_SET PROBLEM_
Find each line with the word "down" and state how many there are, nothing more.

:: PROVIDED RECORDS ::

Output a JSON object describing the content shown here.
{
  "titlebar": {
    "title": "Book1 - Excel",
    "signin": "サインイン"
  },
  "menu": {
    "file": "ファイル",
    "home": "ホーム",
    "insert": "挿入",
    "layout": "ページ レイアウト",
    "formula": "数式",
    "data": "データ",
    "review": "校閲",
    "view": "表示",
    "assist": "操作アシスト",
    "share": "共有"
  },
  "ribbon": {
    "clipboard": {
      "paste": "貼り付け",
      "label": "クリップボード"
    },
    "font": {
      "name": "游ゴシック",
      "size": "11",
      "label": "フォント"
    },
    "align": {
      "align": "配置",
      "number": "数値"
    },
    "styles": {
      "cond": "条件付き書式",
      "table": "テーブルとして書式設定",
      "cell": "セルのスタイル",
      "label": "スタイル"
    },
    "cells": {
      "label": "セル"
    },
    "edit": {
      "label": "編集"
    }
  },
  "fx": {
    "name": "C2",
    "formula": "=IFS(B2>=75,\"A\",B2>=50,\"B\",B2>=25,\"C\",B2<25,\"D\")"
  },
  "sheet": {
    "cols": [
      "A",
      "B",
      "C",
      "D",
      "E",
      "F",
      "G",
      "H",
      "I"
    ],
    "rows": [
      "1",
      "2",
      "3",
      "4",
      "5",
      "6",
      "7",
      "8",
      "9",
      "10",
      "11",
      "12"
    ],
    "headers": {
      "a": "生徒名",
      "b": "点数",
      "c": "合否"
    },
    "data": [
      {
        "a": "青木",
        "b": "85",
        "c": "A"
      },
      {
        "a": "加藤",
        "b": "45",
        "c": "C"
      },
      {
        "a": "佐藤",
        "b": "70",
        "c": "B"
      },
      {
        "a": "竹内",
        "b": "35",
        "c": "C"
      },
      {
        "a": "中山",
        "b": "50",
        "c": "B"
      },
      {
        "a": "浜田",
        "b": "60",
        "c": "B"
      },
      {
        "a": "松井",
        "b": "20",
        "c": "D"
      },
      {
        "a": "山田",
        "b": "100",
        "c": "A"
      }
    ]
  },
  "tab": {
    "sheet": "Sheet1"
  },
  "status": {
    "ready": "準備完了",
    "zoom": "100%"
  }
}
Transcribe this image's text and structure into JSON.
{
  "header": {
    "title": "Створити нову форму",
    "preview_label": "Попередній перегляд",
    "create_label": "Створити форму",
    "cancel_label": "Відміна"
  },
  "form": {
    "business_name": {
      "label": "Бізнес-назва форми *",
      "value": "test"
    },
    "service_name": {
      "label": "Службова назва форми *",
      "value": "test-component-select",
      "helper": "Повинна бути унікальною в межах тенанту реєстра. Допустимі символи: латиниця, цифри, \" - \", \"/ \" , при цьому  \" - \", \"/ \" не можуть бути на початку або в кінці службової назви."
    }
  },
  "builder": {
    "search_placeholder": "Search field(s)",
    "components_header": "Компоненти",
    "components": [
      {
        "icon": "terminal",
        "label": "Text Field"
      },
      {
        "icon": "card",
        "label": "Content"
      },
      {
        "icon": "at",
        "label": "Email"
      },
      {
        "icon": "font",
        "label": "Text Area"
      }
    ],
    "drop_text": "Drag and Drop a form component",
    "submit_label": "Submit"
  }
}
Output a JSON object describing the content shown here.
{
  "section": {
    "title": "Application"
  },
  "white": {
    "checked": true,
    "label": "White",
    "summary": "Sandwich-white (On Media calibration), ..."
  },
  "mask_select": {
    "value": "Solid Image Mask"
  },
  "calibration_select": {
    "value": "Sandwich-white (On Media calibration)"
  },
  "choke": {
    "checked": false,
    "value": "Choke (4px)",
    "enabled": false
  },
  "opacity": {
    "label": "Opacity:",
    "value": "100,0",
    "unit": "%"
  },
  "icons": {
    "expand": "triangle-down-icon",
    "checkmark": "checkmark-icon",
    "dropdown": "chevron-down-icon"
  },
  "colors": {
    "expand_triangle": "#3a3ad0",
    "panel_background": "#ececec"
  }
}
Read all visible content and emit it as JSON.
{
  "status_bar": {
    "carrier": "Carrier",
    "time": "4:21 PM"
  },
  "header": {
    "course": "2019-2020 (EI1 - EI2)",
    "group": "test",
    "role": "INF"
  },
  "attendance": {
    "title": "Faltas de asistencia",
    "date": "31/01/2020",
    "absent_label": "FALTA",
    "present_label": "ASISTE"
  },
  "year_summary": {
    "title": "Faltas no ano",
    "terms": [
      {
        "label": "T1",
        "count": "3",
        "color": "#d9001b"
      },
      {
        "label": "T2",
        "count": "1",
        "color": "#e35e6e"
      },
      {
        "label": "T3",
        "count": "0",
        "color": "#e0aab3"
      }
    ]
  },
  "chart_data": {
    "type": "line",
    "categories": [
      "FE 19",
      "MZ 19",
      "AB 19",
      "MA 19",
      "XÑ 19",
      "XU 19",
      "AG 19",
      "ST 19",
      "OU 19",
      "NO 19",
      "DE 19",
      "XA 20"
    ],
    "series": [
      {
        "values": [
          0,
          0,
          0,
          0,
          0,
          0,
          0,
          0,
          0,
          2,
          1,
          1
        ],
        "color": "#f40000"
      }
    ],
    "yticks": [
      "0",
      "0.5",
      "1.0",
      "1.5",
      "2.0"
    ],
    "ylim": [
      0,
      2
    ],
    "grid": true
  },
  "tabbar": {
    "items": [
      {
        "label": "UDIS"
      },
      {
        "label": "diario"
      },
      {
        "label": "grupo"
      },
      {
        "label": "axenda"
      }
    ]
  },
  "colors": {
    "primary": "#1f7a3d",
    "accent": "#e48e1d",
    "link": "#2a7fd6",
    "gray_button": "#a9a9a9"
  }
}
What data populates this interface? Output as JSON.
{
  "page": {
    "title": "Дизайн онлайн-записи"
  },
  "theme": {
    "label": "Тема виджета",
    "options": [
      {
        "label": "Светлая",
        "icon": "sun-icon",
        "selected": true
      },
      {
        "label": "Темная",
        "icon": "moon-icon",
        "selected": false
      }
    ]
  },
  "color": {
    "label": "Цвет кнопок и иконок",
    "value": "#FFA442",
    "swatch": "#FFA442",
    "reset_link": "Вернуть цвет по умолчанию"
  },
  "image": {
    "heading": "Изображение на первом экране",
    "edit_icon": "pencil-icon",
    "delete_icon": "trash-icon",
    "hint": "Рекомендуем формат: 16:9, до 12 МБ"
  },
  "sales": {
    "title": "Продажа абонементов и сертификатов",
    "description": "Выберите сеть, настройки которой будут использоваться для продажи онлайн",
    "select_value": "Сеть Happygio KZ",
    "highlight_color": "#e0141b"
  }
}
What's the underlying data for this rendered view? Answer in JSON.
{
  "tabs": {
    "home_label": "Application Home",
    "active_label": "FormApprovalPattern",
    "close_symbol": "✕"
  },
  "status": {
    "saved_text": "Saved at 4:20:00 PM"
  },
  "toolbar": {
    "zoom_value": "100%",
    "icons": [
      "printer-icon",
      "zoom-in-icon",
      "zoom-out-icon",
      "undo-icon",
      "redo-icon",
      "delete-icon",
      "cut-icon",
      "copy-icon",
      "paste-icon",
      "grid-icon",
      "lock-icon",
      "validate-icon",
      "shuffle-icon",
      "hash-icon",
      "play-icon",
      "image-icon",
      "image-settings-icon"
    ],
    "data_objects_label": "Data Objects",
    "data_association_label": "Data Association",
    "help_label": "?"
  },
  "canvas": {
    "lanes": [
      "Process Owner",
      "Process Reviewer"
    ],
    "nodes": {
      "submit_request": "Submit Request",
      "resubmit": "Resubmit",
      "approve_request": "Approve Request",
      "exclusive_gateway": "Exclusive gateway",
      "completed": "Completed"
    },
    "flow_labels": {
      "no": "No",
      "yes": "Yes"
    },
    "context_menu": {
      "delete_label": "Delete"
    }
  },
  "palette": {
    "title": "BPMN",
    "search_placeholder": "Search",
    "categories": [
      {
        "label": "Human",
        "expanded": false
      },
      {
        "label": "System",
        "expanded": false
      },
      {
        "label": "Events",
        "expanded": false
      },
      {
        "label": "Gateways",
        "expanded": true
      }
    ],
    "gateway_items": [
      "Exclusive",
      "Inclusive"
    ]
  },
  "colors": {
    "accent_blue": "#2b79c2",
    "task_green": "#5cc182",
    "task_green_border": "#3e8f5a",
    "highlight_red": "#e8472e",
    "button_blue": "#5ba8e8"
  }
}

:::

_PROBLEM SOLUTION_
2